- Exercise material
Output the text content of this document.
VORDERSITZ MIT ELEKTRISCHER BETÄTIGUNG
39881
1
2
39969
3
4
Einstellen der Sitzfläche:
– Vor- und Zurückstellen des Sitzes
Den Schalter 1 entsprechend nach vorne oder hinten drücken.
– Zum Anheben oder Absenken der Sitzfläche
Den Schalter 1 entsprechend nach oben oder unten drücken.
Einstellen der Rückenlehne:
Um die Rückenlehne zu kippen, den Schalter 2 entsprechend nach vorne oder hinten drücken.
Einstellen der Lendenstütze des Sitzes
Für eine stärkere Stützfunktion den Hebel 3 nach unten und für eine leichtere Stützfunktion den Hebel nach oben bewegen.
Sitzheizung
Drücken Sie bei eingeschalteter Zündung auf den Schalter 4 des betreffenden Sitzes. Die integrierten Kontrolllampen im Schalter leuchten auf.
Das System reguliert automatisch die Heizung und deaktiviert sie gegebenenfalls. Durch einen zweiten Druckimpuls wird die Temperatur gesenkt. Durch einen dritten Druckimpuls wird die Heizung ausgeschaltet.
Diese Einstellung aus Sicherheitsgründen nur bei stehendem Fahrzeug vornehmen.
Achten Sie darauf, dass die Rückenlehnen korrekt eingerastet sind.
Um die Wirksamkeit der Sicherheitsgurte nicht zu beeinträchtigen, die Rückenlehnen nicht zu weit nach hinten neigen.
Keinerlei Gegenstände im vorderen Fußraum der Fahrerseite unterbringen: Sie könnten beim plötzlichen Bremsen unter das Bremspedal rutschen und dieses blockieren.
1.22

- Problem to work on
Every entry above needs to be quoted exactly.

- Task answer
Output the text content of this document.
VORDERSITZ MIT ELEKTRISCHER BETÄTIGUNG
39881
1
2
39969
3
4
Einstellen der Sitzfläche:
– Vor- und Zurückstellen des Sitzes
Den Schalter 1 entsprechend nach vorne oder hinten drücken.
– Zum Anheben oder Absenken der Sitzfläche
Den Schalter 1 entsprechend nach oben oder unten drücken.
Einstellen der Rückenlehne:
Um die Rückenlehne zu kippen, den Schalter 2 entsprechend nach vorne oder hinten drücken.
Einstellen der Lendenstütze des Sitzes
Für eine stärkere Stützfunktion den Hebel 3 nach unten und für eine leichtere Stützfunktion den Hebel nach oben bewegen.
Sitzheizung
Drücken Sie bei eingeschalteter Zündung auf den Schalter 4 des betreffenden Sitzes. Die integrierten Kontrolllampen im Schalter leuchten auf.
Das System reguliert automatisch die Heizung und deaktiviert sie gegebenenfalls. Durch einen zweiten Druckimpuls wird die Temperatur gesenkt. Durch einen dritten Druckimpuls wird die Heizung ausgeschaltet.
Diese Einstellung aus Sicherheitsgründen nur bei stehendem Fahrzeug vornehmen.
Achten Sie darauf, dass die Rückenlehnen korrekt eingerastet sind.
Um die Wirksamkeit der Sicherheitsgurte nicht zu beeinträchtigen, die Rückenlehnen nicht zu weit nach hinten neigen.
Keinerlei Gegenstände im vorderen Fußraum der Fahrerseite unterbringen: Sie könnten beim plötzlichen Bremsen unter das Bremspedal rutschen und dieses blockieren.
1.22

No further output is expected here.